**Task details:** Return all lines from the listing below in which the string "JSON" occurs.

Items from a data source
━━━━

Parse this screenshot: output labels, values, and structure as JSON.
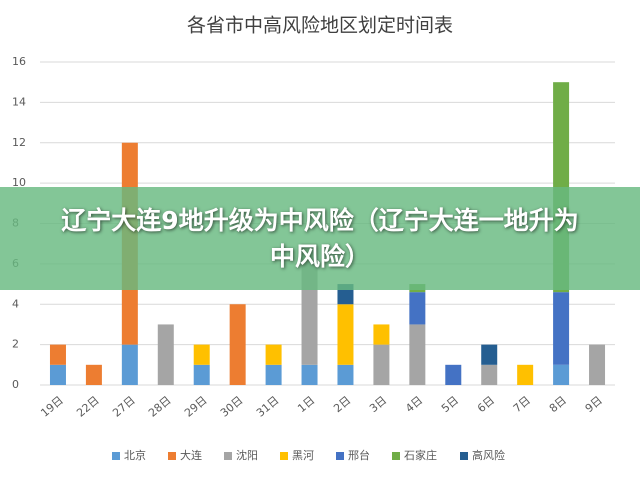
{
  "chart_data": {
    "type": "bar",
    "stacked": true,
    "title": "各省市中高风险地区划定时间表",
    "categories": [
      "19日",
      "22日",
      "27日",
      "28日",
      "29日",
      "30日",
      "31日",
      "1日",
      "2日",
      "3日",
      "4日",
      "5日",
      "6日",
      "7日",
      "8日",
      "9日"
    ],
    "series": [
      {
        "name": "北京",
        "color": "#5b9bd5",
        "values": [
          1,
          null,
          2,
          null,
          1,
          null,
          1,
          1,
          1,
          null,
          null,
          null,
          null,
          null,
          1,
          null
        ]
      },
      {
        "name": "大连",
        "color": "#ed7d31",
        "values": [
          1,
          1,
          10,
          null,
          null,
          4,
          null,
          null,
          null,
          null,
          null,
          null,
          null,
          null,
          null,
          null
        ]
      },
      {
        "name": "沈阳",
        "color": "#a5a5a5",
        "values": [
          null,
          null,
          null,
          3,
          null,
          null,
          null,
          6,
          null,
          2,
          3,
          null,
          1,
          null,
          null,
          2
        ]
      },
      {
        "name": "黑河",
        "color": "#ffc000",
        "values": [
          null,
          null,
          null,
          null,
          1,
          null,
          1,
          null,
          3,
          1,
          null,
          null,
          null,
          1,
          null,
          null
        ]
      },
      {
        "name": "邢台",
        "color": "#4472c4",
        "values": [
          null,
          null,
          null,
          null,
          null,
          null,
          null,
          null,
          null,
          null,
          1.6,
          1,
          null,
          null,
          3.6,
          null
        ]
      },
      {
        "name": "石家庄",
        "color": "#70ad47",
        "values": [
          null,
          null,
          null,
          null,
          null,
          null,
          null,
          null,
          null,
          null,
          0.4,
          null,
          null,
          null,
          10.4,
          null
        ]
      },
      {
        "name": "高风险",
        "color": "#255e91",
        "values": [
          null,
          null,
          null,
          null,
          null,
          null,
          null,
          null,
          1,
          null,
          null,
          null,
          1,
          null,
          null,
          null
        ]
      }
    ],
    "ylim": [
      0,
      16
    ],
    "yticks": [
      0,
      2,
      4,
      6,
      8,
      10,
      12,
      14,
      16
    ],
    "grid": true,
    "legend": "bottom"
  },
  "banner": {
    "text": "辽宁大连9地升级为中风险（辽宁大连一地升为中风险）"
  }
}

━━━━

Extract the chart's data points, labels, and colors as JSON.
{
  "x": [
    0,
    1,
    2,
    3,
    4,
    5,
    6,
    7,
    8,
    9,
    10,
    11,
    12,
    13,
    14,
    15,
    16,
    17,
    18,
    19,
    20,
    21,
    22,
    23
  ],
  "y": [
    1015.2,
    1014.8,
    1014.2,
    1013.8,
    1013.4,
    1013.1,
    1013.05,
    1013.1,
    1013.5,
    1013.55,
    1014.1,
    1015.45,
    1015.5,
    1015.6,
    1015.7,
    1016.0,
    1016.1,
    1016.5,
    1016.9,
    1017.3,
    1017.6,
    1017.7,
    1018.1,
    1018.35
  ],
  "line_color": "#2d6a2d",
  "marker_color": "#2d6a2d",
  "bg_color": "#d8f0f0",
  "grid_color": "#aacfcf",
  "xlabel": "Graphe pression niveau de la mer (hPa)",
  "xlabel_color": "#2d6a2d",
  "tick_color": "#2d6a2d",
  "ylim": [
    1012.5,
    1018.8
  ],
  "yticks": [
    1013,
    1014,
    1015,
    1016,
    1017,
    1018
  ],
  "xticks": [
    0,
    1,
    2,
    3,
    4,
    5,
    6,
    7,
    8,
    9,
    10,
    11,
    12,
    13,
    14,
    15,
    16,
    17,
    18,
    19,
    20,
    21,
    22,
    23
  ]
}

━━━━

**Task answer:**
Parse this screenshot: output labels, values, and structure as JSON.
Extract the chart's data points, labels, and colors as JSON.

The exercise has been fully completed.